A run of records:
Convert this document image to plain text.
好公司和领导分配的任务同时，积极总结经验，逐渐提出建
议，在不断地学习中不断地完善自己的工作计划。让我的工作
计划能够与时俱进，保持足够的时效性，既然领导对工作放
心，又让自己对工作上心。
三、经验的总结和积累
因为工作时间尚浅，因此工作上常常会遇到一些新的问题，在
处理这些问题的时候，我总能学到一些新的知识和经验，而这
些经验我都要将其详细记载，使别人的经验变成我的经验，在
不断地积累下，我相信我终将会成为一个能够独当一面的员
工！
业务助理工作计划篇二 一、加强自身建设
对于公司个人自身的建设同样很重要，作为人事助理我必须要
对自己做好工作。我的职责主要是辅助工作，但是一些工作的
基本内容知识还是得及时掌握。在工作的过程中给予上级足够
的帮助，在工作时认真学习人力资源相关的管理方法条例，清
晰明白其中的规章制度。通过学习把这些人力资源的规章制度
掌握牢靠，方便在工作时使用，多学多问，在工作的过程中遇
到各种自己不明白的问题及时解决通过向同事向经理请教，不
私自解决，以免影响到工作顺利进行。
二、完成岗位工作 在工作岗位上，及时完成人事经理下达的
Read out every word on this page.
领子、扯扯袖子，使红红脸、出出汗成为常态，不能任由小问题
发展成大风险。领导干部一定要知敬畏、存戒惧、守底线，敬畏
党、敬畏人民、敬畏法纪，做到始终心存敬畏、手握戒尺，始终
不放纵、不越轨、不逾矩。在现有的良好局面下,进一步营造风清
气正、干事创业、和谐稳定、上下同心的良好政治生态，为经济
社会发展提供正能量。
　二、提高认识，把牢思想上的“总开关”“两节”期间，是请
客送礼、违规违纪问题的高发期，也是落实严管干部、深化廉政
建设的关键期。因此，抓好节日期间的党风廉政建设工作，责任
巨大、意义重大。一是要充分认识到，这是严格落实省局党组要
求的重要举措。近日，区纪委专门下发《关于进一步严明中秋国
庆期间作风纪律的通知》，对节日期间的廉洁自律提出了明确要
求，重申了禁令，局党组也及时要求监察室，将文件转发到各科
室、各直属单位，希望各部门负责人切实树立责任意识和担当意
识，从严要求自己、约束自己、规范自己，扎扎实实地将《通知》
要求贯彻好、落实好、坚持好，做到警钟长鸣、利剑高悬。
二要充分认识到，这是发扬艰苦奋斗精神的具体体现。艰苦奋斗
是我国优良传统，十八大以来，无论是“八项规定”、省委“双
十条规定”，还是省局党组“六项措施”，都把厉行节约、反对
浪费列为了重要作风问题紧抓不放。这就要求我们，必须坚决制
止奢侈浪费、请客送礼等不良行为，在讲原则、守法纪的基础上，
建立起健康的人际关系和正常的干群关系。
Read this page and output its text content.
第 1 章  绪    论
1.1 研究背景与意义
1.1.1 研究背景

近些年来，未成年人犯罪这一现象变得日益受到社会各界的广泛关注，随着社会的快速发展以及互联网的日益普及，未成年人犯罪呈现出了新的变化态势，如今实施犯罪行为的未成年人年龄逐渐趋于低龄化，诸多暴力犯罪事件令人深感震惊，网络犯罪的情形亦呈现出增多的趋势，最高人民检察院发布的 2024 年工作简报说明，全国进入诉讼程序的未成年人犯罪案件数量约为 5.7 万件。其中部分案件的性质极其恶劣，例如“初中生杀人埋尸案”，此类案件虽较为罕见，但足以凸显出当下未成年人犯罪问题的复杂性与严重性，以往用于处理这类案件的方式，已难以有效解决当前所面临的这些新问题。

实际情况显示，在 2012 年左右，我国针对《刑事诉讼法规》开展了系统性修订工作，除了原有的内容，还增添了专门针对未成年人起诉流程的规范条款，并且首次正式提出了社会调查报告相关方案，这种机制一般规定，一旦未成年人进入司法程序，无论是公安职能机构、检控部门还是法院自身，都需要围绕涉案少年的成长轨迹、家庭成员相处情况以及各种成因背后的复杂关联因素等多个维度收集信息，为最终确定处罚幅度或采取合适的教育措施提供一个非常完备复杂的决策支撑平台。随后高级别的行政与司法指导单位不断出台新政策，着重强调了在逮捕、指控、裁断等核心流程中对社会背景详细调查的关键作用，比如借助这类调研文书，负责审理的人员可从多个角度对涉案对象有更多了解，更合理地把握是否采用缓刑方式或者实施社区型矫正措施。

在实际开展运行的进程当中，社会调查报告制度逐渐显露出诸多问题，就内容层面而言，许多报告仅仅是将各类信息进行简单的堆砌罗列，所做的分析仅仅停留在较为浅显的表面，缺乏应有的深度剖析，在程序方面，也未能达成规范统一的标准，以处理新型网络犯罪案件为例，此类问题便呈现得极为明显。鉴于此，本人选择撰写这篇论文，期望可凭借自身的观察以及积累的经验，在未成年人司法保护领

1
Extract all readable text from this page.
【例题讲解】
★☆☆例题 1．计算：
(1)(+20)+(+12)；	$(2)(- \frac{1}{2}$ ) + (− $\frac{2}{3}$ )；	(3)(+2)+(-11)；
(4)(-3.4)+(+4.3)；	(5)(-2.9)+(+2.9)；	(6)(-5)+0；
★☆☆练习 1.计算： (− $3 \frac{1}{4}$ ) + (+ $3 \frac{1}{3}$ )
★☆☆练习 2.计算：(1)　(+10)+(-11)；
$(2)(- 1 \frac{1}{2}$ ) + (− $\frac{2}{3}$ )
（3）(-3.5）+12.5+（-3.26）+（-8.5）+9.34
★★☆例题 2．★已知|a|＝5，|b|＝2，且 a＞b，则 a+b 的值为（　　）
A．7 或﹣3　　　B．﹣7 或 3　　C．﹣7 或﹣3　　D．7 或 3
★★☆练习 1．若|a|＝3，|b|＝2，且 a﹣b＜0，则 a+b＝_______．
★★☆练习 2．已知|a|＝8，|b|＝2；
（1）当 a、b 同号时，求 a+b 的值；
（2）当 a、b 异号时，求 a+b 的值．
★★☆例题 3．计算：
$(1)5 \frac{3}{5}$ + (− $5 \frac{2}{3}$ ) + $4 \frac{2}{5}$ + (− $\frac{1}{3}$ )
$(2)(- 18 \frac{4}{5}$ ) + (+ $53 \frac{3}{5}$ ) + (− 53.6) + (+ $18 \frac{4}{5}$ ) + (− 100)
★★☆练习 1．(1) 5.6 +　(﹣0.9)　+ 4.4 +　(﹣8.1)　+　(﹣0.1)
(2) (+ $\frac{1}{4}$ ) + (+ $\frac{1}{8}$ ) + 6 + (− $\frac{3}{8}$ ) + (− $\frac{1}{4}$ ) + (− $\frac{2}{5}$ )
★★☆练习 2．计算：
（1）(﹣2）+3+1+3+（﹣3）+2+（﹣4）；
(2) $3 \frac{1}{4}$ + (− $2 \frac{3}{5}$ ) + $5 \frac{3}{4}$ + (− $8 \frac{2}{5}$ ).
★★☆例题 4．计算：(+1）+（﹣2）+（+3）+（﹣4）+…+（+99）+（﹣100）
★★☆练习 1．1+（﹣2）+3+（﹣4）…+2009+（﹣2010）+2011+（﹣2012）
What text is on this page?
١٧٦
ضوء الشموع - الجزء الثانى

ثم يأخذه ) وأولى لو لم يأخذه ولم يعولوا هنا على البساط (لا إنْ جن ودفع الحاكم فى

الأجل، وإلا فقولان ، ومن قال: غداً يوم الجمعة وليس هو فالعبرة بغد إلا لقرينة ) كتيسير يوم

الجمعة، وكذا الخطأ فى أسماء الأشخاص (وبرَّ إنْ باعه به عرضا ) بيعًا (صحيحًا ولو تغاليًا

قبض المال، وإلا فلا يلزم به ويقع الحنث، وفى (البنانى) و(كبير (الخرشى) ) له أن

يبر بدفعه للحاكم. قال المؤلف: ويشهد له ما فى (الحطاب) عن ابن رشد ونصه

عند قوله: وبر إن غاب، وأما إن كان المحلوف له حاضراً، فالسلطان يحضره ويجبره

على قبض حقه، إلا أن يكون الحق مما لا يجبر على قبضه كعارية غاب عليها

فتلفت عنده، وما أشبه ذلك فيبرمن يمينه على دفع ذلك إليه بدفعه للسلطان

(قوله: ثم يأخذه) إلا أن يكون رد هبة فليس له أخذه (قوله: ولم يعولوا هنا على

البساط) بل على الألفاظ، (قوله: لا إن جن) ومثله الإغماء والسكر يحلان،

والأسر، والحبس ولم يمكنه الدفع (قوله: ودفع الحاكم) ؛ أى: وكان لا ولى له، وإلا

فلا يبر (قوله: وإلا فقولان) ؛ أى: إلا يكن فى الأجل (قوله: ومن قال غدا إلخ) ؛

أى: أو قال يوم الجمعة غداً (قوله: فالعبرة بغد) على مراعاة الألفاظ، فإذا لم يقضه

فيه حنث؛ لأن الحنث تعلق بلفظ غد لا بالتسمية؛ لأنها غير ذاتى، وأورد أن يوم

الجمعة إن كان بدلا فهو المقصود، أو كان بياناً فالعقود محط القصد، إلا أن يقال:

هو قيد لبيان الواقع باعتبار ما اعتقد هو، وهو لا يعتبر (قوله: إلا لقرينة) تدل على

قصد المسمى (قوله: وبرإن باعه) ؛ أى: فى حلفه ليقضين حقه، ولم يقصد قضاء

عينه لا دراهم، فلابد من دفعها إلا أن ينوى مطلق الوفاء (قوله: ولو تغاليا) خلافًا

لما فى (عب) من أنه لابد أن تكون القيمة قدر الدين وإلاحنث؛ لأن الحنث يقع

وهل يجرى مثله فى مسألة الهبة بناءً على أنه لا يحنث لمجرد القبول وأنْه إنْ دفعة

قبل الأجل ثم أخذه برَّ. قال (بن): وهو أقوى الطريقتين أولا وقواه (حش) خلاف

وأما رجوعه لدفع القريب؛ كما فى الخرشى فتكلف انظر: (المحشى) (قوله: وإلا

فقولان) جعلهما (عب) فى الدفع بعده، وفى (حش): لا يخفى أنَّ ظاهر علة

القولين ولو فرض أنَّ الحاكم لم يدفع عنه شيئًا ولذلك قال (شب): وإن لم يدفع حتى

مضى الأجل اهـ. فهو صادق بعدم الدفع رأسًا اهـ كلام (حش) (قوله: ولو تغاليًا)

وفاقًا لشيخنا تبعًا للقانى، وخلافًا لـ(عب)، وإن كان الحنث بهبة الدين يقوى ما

_DESCRIPTION OF THE TASK_
Pick out each line in the material containing "الجمعة".

_RESULT OF THIS EXERCISE_
الأجل، وإلا فقولان ، ومن قال: غداً يوم الجمعة وليس هو فالعبرة بغد إلا لقرينة ) كتيسير يوم
الجمعة، وكذا الخطأ فى أسماء الأشخاص (وبرَّ إنْ باعه به عرضا ) بيعًا (صحيحًا ولو تغاليًا
أى: أو قال يوم الجمعة غداً (قوله: فالعبرة بغد) على مراعاة الألفاظ، فإذا لم يقضه
الجمعة إن كان بدلا فهو المقصود، أو كان بياناً فالعقود محط القصد، إلا أن يقال:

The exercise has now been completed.